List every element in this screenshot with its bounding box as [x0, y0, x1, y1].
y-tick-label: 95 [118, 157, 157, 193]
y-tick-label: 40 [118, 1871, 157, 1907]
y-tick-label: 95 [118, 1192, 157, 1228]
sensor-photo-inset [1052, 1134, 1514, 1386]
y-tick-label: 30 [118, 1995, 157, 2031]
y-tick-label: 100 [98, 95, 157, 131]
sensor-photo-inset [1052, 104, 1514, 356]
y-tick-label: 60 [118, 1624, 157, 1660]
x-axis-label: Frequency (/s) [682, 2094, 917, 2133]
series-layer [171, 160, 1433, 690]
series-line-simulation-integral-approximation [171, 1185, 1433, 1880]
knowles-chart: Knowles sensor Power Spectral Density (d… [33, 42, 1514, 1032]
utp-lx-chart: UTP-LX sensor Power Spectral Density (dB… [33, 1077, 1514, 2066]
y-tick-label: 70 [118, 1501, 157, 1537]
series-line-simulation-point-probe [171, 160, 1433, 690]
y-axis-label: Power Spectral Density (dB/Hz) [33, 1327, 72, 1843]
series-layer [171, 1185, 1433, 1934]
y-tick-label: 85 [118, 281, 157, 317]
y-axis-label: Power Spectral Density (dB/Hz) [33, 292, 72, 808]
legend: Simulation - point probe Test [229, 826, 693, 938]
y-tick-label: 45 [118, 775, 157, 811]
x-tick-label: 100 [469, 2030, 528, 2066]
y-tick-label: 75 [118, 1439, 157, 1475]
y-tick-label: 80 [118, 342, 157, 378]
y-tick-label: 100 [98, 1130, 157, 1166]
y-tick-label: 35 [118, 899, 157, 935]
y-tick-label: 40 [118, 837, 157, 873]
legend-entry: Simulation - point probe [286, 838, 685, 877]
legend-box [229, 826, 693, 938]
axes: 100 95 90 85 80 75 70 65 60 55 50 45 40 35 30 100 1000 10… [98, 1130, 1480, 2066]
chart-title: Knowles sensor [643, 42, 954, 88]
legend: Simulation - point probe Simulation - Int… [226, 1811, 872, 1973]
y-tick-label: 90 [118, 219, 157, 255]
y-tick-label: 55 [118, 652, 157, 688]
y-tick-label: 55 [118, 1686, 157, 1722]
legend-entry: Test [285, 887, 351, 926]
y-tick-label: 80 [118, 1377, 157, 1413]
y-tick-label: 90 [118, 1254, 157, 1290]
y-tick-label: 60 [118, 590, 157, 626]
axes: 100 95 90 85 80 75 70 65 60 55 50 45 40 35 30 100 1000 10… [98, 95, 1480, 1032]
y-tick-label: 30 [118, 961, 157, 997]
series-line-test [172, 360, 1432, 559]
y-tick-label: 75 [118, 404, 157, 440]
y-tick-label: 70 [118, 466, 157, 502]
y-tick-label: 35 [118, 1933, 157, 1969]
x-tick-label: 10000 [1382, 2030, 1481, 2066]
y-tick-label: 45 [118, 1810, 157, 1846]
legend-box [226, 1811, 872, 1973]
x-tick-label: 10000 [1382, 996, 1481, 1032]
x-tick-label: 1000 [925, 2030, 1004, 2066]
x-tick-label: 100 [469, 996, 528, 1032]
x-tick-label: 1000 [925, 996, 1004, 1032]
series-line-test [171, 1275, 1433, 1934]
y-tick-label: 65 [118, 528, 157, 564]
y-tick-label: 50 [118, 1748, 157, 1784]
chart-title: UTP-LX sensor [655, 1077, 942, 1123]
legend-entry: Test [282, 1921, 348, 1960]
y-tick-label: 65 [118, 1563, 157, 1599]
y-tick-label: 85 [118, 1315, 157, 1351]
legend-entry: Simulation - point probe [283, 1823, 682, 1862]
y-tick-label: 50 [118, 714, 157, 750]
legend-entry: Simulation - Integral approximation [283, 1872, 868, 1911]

------------------------------------------------------------

Instructions to follow: Turn the lines above into a numbered list, leaving out any blank lines.

The result:
1. List every element in this screenshot with its bounding box as [x0, y0, x1, y1].
2. y-tick-label: 95 [118, 157, 157, 193]
3. y-tick-label: 40 [118, 1871, 157, 1907]
4. y-tick-label: 95 [118, 1192, 157, 1228]
5. sensor-photo-inset [1052, 1134, 1514, 1386]
6. y-tick-label: 30 [118, 1995, 157, 2031]
7. y-tick-label: 100 [98, 95, 157, 131]
8. sensor-photo-inset [1052, 104, 1514, 356]
9. y-tick-label: 60 [118, 1624, 157, 1660]
10. x-axis-label: Frequency (/s) [682, 2094, 917, 2133]
11. series-layer [171, 160, 1433, 690]
12. series-line-simulation-integral-approximation [171, 1185, 1433, 1880]
13. knowles-chart: Knowles sensor Power Spectral Density (d… [33, 42, 1514, 1032]
14. utp-lx-chart: UTP-LX sensor Power Spectral Density (dB… [33, 1077, 1514, 2066]
15. y-tick-label: 70 [118, 1501, 157, 1537]
16. series-line-simulation-point-probe [171, 160, 1433, 690]
17. y-axis-label: Power Spectral Density (dB/Hz) [33, 1327, 72, 1843]
18. series-layer [171, 1185, 1433, 1934]
19. y-tick-label: 85 [118, 281, 157, 317]
20. y-axis-label: Power Spectral Density (dB/Hz) [33, 292, 72, 808]
21. legend: Simulation - point probe Test [229, 826, 693, 938]
22. y-tick-label: 45 [118, 775, 157, 811]
23. x-tick-label: 100 [469, 2030, 528, 2066]
24. y-tick-label: 75 [118, 1439, 157, 1475]
25. y-tick-label: 80 [118, 342, 157, 378]
26. y-tick-label: 100 [98, 1130, 157, 1166]
27. y-tick-label: 35 [118, 899, 157, 935]
28. y-tick-label: 40 [118, 837, 157, 873]
29. legend-entry: Simulation - point probe [286, 838, 685, 877]
30. legend-box [229, 826, 693, 938]
31. axes: 100 95 90 85 80 75 70 65 60 55 50 45 40 35 30 100 1000 10… [98, 1130, 1480, 2066]
32. chart-title: Knowles sensor [643, 42, 954, 88]
33. legend: Simulation - point probe Simulation - Int… [226, 1811, 872, 1973]
34. y-tick-label: 90 [118, 219, 157, 255]
35. y-tick-label: 55 [118, 652, 157, 688]
36. y-tick-label: 55 [118, 1686, 157, 1722]
37. legend-entry: Test [285, 887, 351, 926]
38. y-tick-label: 80 [118, 1377, 157, 1413]
39. y-tick-label: 90 [118, 1254, 157, 1290]
40. y-tick-label: 60 [118, 590, 157, 626]
41. axes: 100 95 90 85 80 75 70 65 60 55 50 45 40 35 30 100 1000 10… [98, 95, 1480, 1032]
42. y-tick-label: 30 [118, 961, 157, 997]
43. series-line-test [172, 360, 1432, 559]
44. y-tick-label: 75 [118, 404, 157, 440]
45. y-tick-label: 70 [118, 466, 157, 502]
46. y-tick-label: 35 [118, 1933, 157, 1969]
47. x-tick-label: 10000 [1382, 2030, 1481, 2066]
48. y-tick-label: 45 [118, 1810, 157, 1846]
49. legend-box [226, 1811, 872, 1973]
50. x-tick-label: 10000 [1382, 996, 1481, 1032]
51. x-tick-label: 1000 [925, 2030, 1004, 2066]
52. x-tick-label: 100 [469, 996, 528, 1032]
53. x-tick-label: 1000 [925, 996, 1004, 1032]
54. series-line-test [171, 1275, 1433, 1934]
55. y-tick-label: 65 [118, 528, 157, 564]
56. y-tick-label: 50 [118, 1748, 157, 1784]
57. chart-title: UTP-LX sensor [655, 1077, 942, 1123]
58. legend-entry: Test [282, 1921, 348, 1960]
59. y-tick-label: 65 [118, 1563, 157, 1599]
60. y-tick-label: 85 [118, 1315, 157, 1351]
61. legend-entry: Simulation - point probe [283, 1823, 682, 1862]
62. y-tick-label: 50 [118, 714, 157, 750]
63. legend-entry: Simulation - Integral approximation [283, 1872, 868, 1911]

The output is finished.